**EXCERPTED DATA:**
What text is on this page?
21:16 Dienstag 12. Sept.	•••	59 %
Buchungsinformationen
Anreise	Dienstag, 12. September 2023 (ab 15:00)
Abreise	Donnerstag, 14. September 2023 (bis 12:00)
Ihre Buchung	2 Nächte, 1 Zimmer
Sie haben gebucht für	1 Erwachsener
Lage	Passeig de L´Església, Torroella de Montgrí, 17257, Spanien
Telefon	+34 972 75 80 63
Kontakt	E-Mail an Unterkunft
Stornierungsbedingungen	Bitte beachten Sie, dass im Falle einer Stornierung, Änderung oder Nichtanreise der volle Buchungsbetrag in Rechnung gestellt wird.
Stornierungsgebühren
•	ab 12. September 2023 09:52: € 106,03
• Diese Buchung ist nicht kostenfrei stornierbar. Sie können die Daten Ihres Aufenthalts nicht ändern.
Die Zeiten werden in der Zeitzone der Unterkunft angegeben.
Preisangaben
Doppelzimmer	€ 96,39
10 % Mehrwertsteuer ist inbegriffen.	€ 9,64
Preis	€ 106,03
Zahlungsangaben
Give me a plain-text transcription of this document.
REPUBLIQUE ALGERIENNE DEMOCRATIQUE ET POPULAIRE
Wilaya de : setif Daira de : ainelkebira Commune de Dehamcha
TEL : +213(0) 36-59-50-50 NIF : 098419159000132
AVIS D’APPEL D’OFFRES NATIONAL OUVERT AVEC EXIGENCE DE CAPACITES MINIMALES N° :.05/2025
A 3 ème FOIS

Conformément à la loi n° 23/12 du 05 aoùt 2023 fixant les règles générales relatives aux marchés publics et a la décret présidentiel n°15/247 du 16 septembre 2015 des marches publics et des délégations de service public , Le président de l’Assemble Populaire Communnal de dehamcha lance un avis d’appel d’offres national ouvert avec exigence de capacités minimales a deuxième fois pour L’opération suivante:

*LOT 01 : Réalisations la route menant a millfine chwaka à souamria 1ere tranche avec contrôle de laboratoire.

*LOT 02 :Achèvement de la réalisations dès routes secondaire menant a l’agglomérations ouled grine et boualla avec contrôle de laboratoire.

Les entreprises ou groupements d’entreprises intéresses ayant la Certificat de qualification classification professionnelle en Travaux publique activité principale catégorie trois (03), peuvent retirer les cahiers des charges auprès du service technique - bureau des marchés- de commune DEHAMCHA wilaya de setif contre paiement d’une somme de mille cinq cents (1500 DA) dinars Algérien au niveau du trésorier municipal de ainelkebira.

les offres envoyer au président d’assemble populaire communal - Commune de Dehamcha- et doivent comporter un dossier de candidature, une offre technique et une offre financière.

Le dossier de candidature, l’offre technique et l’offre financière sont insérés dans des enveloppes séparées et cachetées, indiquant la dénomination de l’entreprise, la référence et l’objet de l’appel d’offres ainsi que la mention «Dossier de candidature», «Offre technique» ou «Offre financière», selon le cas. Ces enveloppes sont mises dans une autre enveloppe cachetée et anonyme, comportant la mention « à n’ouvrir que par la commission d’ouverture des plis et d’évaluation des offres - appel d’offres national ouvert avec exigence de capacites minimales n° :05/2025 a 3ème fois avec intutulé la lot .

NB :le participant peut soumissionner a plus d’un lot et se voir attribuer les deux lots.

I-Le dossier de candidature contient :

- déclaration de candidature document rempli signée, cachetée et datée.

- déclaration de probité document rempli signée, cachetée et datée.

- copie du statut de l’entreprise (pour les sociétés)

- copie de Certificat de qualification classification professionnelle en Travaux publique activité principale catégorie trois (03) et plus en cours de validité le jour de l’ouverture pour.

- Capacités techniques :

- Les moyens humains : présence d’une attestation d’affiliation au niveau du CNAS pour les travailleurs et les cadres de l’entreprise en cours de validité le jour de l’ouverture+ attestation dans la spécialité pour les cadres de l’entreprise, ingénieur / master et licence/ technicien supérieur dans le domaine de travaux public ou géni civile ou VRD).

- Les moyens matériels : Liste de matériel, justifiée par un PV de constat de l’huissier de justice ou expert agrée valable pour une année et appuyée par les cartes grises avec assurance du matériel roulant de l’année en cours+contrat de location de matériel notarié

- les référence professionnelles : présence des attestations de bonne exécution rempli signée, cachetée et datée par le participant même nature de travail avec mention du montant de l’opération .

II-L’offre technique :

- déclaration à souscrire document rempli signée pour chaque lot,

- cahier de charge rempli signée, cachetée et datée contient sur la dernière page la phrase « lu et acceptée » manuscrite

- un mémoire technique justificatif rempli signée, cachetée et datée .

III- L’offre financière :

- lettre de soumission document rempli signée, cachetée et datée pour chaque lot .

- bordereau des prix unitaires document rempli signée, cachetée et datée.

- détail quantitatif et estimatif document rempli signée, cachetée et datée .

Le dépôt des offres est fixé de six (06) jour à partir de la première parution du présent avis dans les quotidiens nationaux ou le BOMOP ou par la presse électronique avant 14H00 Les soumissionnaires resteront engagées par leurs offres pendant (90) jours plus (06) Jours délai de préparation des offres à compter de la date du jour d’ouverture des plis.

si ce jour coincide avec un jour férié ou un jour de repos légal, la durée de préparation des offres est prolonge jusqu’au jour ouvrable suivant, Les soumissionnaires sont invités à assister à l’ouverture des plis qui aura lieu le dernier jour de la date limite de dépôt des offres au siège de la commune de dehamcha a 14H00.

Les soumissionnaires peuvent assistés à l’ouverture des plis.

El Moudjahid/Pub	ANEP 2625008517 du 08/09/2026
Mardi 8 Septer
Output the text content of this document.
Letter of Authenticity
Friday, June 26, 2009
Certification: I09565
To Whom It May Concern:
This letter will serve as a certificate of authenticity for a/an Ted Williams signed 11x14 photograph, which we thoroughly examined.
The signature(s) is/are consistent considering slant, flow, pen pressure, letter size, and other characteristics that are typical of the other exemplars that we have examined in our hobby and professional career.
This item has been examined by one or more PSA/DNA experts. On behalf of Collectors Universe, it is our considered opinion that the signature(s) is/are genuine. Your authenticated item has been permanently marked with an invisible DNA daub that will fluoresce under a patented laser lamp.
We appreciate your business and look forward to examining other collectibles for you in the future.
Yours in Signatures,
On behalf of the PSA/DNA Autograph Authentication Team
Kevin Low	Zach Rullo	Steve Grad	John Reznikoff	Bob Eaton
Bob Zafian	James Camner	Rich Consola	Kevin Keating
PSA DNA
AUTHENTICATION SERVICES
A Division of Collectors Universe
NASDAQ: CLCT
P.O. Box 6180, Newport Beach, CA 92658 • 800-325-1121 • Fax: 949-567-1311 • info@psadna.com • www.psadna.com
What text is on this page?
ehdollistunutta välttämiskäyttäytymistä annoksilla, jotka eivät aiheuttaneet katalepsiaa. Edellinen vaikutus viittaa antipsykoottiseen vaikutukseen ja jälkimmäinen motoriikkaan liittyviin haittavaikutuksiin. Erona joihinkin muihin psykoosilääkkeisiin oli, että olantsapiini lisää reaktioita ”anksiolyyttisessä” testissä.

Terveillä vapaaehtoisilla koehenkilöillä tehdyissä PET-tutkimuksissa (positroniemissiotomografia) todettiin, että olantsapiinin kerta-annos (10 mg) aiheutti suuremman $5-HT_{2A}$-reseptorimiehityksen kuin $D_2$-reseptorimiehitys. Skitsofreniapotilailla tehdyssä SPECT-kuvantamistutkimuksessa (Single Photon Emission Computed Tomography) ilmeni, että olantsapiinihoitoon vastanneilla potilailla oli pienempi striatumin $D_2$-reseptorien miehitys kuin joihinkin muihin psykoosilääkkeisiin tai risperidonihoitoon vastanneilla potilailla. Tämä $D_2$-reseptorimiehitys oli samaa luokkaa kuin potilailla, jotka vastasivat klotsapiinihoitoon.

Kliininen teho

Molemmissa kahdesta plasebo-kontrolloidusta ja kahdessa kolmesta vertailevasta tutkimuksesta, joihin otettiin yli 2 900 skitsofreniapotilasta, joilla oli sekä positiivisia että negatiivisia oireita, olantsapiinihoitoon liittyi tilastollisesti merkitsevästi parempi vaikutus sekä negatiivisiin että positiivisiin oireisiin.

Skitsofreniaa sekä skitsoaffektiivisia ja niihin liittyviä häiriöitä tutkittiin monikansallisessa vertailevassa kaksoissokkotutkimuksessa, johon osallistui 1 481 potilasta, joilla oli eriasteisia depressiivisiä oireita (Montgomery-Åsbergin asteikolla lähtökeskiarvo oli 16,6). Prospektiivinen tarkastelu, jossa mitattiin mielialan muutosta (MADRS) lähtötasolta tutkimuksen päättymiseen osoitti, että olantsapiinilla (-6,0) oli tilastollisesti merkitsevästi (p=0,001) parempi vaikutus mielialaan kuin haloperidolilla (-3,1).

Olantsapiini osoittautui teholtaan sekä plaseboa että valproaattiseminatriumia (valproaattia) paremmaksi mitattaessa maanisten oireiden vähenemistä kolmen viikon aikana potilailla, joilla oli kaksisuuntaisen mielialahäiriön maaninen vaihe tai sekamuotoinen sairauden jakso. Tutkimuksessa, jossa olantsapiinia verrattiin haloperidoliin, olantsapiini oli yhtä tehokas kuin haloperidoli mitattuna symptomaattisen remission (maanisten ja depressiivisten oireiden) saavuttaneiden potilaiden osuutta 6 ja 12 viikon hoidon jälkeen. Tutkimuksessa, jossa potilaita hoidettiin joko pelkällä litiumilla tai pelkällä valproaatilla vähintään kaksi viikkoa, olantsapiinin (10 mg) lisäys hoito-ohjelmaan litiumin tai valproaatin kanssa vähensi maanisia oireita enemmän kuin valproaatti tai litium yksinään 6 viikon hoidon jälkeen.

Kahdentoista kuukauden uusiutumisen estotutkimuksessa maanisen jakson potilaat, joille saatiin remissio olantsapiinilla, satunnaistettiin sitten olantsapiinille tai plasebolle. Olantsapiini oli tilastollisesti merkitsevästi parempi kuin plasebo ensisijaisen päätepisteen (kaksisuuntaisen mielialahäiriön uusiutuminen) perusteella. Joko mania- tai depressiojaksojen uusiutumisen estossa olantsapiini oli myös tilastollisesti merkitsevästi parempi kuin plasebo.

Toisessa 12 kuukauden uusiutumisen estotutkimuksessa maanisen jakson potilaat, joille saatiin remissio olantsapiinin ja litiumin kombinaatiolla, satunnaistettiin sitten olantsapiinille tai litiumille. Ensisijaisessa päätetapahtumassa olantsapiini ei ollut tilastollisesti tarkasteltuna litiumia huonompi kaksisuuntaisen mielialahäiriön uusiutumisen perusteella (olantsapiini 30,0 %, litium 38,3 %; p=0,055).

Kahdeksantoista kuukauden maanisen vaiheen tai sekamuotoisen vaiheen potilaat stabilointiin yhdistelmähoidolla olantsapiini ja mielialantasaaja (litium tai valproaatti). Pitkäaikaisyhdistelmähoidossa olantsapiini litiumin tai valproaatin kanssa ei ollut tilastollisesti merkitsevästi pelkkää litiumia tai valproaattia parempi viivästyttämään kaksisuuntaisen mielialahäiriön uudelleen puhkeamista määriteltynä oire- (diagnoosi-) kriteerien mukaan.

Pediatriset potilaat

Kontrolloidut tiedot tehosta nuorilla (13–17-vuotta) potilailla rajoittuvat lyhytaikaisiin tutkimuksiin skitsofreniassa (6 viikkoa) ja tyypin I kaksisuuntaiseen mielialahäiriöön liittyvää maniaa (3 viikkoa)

**WHAT THE EXERCISE ASKS:** Collect the lines of the data that carry the word "Unterkunft".

**TASK OUTPUT:**
Kontakt	E-Mail an Unterkunft
Die Zeiten werden in der Zeitzone der Unterkunft angegeben.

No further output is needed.